Retype all of the data exactly as given.

Begin ENTRIES PROVIDED

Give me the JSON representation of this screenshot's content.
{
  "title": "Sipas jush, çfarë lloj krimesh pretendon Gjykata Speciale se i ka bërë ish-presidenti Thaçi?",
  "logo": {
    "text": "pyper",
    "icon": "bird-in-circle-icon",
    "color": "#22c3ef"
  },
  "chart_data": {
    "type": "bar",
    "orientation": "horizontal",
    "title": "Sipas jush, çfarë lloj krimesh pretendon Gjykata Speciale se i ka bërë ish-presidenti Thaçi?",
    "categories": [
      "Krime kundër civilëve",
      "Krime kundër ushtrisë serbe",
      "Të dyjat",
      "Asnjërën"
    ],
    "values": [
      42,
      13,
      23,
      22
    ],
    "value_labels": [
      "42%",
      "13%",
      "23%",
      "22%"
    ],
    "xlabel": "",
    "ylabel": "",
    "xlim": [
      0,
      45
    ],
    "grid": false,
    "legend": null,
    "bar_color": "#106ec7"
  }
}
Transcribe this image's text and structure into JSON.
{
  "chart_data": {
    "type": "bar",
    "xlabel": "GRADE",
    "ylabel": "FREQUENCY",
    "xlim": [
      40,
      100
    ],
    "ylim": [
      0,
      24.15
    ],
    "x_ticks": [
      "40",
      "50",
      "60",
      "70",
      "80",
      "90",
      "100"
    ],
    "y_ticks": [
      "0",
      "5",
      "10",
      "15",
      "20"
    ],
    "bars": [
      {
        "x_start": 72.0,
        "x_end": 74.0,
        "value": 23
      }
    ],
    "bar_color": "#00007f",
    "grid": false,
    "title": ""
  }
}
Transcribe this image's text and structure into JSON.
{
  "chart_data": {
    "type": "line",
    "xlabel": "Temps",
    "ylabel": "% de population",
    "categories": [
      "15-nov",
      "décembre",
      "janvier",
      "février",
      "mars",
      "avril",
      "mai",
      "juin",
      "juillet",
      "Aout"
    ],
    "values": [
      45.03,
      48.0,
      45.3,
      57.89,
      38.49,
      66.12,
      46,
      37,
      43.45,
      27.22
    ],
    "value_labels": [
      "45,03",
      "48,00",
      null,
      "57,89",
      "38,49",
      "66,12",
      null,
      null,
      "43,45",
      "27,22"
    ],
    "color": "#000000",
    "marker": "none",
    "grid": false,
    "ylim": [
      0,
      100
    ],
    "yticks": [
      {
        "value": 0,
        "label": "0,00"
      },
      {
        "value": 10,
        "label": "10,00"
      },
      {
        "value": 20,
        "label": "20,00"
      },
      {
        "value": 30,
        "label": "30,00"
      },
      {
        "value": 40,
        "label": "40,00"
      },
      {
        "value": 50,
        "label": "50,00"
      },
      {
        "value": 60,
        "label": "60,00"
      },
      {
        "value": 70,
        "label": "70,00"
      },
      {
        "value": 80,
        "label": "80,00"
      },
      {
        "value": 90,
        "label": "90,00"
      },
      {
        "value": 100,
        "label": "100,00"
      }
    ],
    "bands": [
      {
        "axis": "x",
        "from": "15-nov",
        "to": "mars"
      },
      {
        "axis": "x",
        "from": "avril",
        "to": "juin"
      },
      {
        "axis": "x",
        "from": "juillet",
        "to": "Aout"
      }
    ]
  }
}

End ENTRIES PROVIDED

FULL ANSWER:
Give me the JSON representation of this screenshot's content.
{
  "title": "Sipas jush, çfarë lloj krimesh pretendon Gjykata Speciale se i ka bërë ish-presidenti Thaçi?",
  "logo": {
    "text": "pyper",
    "icon": "bird-in-circle-icon",
    "color": "#22c3ef"
  },
  "chart_data": {
    "type": "bar",
    "orientation": "horizontal",
    "title": "Sipas jush, çfarë lloj krimesh pretendon Gjykata Speciale se i ka bërë ish-presidenti Thaçi?",
    "categories": [
      "Krime kundër civilëve",
      "Krime kundër ushtrisë serbe",
      "Të dyjat",
      "Asnjërën"
    ],
    "values": [
      42,
      13,
      23,
      22
    ],
    "value_labels": [
      "42%",
      "13%",
      "23%",
      "22%"
    ],
    "xlabel": "",
    "ylabel": "",
    "xlim": [
      0,
      45
    ],
    "grid": false,
    "legend": null,
    "bar_color": "#106ec7"
  }
}
Transcribe this image's text and structure into JSON.
{
  "chart_data": {
    "type": "bar",
    "xlabel": "GRADE",
    "ylabel": "FREQUENCY",
    "xlim": [
      40,
      100
    ],
    "ylim": [
      0,
      24.15
    ],
    "x_ticks": [
      "40",
      "50",
      "60",
      "70",
      "80",
      "90",
      "100"
    ],
    "y_ticks": [
      "0",
      "5",
      "10",
      "15",
      "20"
    ],
    "bars": [
      {
        "x_start": 72.0,
        "x_end": 74.0,
        "value": 23
      }
    ],
    "bar_color": "#00007f",
    "grid": false,
    "title": ""
  }
}
Transcribe this image's text and structure into JSON.
{
  "chart_data": {
    "type": "line",
    "xlabel": "Temps",
    "ylabel": "% de population",
    "categories": [
      "15-nov",
      "décembre",
      "janvier",
      "février",
      "mars",
      "avril",
      "mai",
      "juin",
      "juillet",
      "Aout"
    ],
    "values": [
      45.03,
      48.0,
      45.3,
      57.89,
      38.49,
      66.12,
      46,
      37,
      43.45,
      27.22
    ],
    "value_labels": [
      "45,03",
      "48,00",
      null,
      "57,89",
      "38,49",
      "66,12",
      null,
      null,
      "43,45",
      "27,22"
    ],
    "color": "#000000",
    "marker": "none",
    "grid": false,
    "ylim": [
      0,
      100
    ],
    "yticks": [
      {
        "value": 0,
        "label": "0,00"
      },
      {
        "value": 10,
        "label": "10,00"
      },
      {
        "value": 20,
        "label": "20,00"
      },
      {
        "value": 30,
        "label": "30,00"
      },
      {
        "value": 40,
        "label": "40,00"
      },
      {
        "value": 50,
        "label": "50,00"
      },
      {
        "value": 60,
        "label": "60,00"
      },
      {
        "value": 70,
        "label": "70,00"
      },
      {
        "value": 80,
        "label": "80,00"
      },
      {
        "value": 90,
        "label": "90,00"
      },
      {
        "value": 100,
        "label": "100,00"
      }
    ],
    "bands": [
      {
        "axis": "x",
        "from": "15-nov",
        "to": "mars"
      },
      {
        "axis": "x",
        "from": "avril",
        "to": "juin"
      },
      {
        "axis": "x",
        "from": "juillet",
        "to": "Aout"
      }
    ]
  }
}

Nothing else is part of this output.